— begin DATA SECTION —

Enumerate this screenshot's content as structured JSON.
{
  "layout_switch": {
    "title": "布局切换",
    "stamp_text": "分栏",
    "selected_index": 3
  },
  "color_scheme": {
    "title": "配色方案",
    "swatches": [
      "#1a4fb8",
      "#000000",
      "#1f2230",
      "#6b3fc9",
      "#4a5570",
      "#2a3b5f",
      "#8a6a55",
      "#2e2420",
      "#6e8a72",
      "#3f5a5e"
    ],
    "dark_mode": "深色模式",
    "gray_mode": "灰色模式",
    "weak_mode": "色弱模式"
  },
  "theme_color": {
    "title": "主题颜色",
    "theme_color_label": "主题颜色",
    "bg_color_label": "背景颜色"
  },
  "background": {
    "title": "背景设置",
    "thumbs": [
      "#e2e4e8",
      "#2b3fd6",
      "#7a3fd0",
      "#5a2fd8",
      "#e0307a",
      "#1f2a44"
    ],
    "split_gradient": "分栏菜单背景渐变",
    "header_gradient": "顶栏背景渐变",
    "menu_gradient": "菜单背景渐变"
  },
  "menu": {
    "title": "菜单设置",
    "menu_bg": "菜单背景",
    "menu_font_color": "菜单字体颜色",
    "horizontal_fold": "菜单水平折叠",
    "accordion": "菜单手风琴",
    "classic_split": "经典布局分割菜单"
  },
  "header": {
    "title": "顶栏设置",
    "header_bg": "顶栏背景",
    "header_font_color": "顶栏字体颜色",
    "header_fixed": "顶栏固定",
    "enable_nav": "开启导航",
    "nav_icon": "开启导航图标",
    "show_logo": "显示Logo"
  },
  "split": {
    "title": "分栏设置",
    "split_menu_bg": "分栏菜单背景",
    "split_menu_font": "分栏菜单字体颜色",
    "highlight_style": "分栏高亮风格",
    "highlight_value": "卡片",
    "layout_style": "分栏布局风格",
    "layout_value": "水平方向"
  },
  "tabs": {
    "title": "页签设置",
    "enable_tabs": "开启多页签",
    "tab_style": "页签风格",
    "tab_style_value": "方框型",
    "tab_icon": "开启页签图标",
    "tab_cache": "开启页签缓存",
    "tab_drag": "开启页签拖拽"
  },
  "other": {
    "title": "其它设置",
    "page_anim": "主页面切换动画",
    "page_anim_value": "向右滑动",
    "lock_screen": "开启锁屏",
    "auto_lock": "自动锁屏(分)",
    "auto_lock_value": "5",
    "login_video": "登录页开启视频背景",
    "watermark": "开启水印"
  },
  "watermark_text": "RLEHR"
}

— end DATA SECTION —

STATED GOAL: Please repeat the material above, word for word and in full.

SOLUTION TO THIS TASK:
Enumerate this screenshot's content as structured JSON.
{
  "layout_switch": {
    "title": "布局切换",
    "stamp_text": "分栏",
    "selected_index": 3
  },
  "color_scheme": {
    "title": "配色方案",
    "swatches": [
      "#1a4fb8",
      "#000000",
      "#1f2230",
      "#6b3fc9",
      "#4a5570",
      "#2a3b5f",
      "#8a6a55",
      "#2e2420",
      "#6e8a72",
      "#3f5a5e"
    ],
    "dark_mode": "深色模式",
    "gray_mode": "灰色模式",
    "weak_mode": "色弱模式"
  },
  "theme_color": {
    "title": "主题颜色",
    "theme_color_label": "主题颜色",
    "bg_color_label": "背景颜色"
  },
  "background": {
    "title": "背景设置",
    "thumbs": [
      "#e2e4e8",
      "#2b3fd6",
      "#7a3fd0",
      "#5a2fd8",
      "#e0307a",
      "#1f2a44"
    ],
    "split_gradient": "分栏菜单背景渐变",
    "header_gradient": "顶栏背景渐变",
    "menu_gradient": "菜单背景渐变"
  },
  "menu": {
    "title": "菜单设置",
    "menu_bg": "菜单背景",
    "menu_font_color": "菜单字体颜色",
    "horizontal_fold": "菜单水平折叠",
    "accordion": "菜单手风琴",
    "classic_split": "经典布局分割菜单"
  },
  "header": {
    "title": "顶栏设置",
    "header_bg": "顶栏背景",
    "header_font_color": "顶栏字体颜色",
    "header_fixed": "顶栏固定",
    "enable_nav": "开启导航",
    "nav_icon": "开启导航图标",
    "show_logo": "显示Logo"
  },
  "split": {
    "title": "分栏设置",
    "split_menu_bg": "分栏菜单背景",
    "split_menu_font": "分栏菜单字体颜色",
    "highlight_style": "分栏高亮风格",
    "highlight_value": "卡片",
    "layout_style": "分栏布局风格",
    "layout_value": "水平方向"
  },
  "tabs": {
    "title": "页签设置",
    "enable_tabs": "开启多页签",
    "tab_style": "页签风格",
    "tab_style_value": "方框型",
    "tab_icon": "开启页签图标",
    "tab_cache": "开启页签缓存",
    "tab_drag": "开启页签拖拽"
  },
  "other": {
    "title": "其它设置",
    "page_anim": "主页面切换动画",
    "page_anim_value": "向右滑动",
    "lock_screen": "开启锁屏",
    "auto_lock": "自动锁屏(分)",
    "auto_lock_value": "5",
    "login_video": "登录页开启视频背景",
    "watermark": "开启水印"
  },
  "watermark_text": "RLEHR"
}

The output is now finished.